■ AIM: Could you write out every entry exactly as it stands?

■ Data entries:
_ _ _ _ _

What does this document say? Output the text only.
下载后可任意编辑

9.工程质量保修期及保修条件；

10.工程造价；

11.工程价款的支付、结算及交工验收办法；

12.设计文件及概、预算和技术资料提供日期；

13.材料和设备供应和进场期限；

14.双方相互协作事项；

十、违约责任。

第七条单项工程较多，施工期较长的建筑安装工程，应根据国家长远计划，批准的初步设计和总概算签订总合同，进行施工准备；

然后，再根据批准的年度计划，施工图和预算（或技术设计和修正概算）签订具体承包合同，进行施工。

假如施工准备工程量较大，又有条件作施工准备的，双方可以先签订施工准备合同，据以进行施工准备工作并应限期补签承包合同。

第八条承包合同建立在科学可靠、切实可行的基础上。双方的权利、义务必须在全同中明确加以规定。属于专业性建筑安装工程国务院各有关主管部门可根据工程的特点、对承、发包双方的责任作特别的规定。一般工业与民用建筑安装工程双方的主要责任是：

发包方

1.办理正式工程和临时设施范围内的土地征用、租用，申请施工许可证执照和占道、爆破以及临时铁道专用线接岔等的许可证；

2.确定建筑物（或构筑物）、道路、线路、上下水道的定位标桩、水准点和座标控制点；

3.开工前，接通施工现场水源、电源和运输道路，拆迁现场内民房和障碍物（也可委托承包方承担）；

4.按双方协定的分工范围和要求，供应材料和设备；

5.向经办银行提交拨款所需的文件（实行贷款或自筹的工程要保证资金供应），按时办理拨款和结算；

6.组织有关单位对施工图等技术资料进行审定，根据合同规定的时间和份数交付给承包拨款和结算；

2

_ _ _ _ _

■ EXERCISE RESULT:
What does this document say? Output the text only.
下载后可任意编辑

9.工程质量保修期及保修条件；

10.工程造价；

11.工程价款的支付、结算及交工验收办法；

12.设计文件及概、预算和技术资料提供日期；

13.材料和设备供应和进场期限；

14.双方相互协作事项；

十、违约责任。

第七条单项工程较多，施工期较长的建筑安装工程，应根据国家长远计划，批准的初步设计和总概算签订总合同，进行施工准备；

然后，再根据批准的年度计划，施工图和预算（或技术设计和修正概算）签订具体承包合同，进行施工。

假如施工准备工程量较大，又有条件作施工准备的，双方可以先签订施工准备合同，据以进行施工准备工作并应限期补签承包合同。

第八条承包合同建立在科学可靠、切实可行的基础上。双方的权利、义务必须在全同中明确加以规定。属于专业性建筑安装工程国务院各有关主管部门可根据工程的特点、对承、发包双方的责任作特别的规定。一般工业与民用建筑安装工程双方的主要责任是：

发包方

1.办理正式工程和临时设施范围内的土地征用、租用，申请施工许可证执照和占道、爆破以及临时铁道专用线接岔等的许可证；

2.确定建筑物（或构筑物）、道路、线路、上下水道的定位标桩、水准点和座标控制点；

3.开工前，接通施工现场水源、电源和运输道路，拆迁现场内民房和障碍物（也可委托承包方承担）；

4.按双方协定的分工范围和要求，供应材料和设备；

5.向经办银行提交拨款所需的文件（实行贷款或自筹的工程要保证资金供应），按时办理拨款和结算；

6.组织有关单位对施工图等技术资料进行审定，根据合同规定的时间和份数交付给承包拨款和结算；

2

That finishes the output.